▸ SOURCE MATERIAL:
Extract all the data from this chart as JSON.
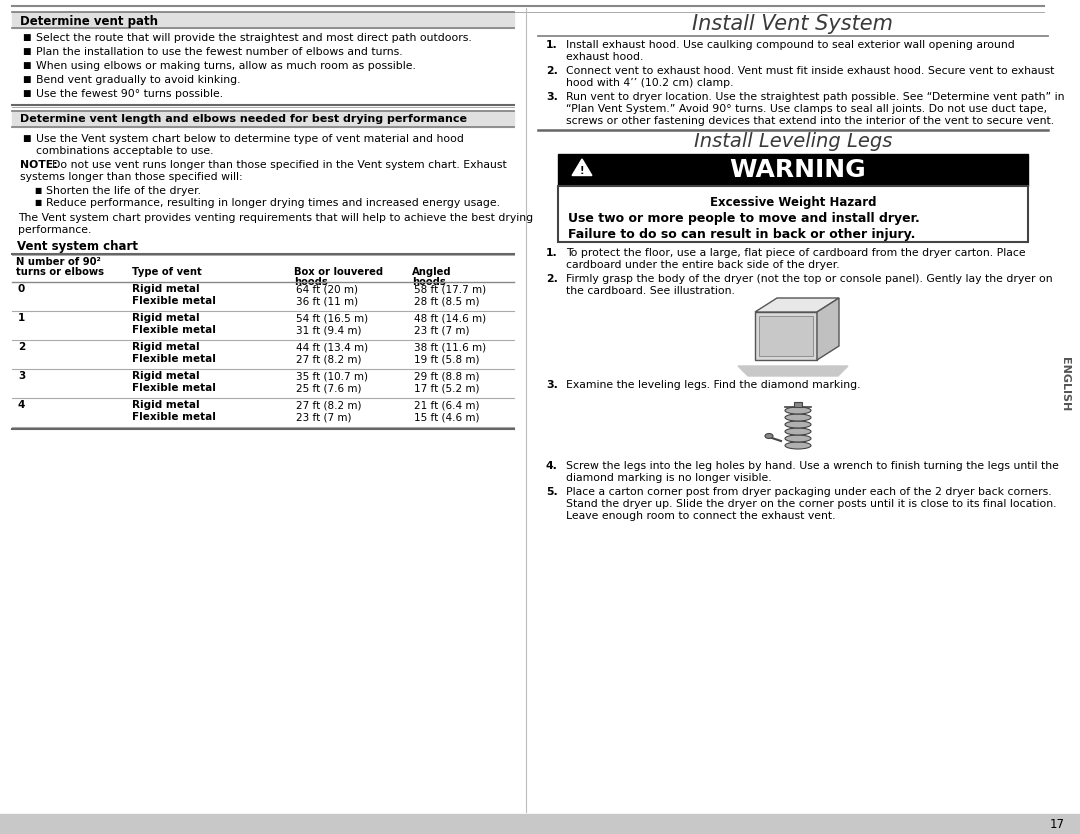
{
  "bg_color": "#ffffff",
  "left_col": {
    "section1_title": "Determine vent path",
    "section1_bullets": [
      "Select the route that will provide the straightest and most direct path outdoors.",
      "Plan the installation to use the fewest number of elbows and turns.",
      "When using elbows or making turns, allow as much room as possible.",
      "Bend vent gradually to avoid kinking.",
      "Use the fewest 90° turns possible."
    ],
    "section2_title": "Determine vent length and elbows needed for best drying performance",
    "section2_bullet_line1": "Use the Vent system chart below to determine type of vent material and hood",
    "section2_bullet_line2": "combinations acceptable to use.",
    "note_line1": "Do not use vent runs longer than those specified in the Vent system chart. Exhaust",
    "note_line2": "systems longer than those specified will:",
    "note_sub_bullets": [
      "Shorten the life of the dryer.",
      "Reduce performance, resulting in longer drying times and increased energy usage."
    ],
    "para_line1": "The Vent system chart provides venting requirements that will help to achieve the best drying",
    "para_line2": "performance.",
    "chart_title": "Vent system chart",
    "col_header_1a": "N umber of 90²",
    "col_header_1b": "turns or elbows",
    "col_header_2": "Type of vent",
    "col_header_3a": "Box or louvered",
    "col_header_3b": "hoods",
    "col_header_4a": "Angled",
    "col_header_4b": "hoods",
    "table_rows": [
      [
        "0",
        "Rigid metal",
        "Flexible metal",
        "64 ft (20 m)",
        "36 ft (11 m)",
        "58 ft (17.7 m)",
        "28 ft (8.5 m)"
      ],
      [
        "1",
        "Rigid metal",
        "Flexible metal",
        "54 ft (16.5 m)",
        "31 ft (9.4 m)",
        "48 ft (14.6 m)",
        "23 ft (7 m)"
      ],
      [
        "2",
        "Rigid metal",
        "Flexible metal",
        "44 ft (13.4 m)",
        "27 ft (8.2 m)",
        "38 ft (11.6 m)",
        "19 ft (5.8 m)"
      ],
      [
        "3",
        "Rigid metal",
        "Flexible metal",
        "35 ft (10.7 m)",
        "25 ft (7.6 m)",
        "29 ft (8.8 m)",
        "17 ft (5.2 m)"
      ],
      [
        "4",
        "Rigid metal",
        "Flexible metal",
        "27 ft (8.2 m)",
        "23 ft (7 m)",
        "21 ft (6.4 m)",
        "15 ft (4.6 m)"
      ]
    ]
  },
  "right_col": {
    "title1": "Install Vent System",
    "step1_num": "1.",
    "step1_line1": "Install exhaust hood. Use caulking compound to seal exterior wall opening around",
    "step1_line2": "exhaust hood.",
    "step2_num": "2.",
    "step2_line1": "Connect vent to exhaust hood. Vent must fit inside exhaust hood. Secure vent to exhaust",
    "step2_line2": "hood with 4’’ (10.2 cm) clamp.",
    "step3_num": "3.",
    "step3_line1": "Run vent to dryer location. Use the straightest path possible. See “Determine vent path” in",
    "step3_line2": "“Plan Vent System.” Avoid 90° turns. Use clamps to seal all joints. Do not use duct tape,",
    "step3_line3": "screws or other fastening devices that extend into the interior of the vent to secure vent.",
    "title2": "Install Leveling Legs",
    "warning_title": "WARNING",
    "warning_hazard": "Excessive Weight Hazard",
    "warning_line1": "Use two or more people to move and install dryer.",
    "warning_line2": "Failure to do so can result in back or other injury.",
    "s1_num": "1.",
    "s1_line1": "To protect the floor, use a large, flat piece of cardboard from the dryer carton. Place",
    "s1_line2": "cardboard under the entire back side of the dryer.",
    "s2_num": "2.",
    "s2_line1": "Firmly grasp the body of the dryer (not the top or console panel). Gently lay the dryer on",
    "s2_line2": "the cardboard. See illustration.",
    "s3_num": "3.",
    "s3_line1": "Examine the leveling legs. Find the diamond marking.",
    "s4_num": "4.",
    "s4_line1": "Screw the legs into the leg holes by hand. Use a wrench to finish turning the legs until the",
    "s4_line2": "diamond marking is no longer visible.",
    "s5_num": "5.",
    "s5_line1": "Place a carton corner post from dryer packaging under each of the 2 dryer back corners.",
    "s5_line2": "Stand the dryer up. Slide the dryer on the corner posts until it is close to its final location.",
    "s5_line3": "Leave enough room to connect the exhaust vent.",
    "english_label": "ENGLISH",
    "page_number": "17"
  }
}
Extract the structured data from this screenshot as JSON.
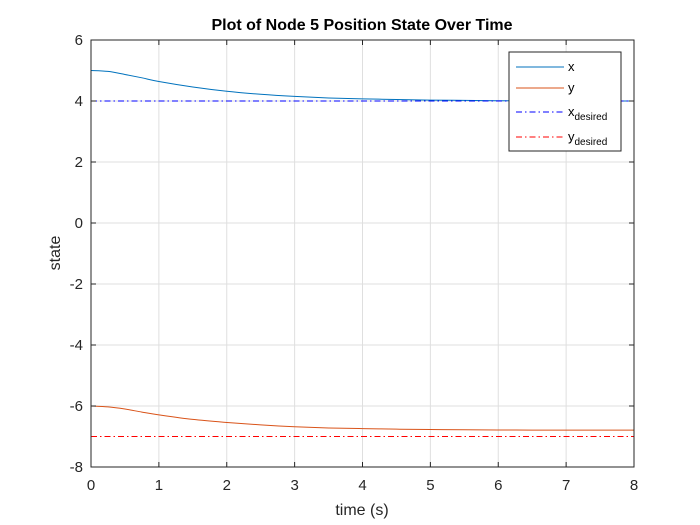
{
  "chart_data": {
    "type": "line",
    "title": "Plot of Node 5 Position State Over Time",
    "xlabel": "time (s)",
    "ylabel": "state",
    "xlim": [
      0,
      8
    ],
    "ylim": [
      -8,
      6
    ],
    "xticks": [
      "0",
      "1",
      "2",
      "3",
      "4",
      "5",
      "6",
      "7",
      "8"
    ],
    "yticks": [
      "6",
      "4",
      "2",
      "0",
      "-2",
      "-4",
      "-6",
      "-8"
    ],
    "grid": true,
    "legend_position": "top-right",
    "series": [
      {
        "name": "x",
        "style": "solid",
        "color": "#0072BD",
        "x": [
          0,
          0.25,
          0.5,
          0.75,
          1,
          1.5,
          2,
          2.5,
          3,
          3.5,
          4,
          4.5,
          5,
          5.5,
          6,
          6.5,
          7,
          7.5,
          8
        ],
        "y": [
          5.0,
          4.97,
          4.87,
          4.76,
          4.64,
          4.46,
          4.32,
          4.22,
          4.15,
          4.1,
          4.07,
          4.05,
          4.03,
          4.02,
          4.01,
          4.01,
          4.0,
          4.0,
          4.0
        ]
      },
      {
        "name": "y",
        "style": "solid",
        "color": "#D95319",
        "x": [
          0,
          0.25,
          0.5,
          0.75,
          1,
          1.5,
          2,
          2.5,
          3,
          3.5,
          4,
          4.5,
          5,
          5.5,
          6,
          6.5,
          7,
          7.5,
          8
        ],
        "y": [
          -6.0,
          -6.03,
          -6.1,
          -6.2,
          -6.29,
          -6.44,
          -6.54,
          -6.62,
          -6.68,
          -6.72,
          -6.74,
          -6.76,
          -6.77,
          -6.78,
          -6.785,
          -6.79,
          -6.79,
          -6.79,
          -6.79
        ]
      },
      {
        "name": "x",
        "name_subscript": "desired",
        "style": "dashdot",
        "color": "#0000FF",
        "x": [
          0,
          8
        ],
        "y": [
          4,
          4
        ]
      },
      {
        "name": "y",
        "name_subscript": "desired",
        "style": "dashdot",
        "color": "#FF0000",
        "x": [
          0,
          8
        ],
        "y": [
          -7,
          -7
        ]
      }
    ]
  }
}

▸ STATED TASK: Pull out every line of the entries that includes the word "corner".

▸ ANSWER BELOW:
    "s5_line1": "Place a carton corner post from dryer packaging under each of the 2 dryer back corners.",
    "s5_line2": "Stand the dryer up. Slide the dryer on the corner posts until it is close to its final location.",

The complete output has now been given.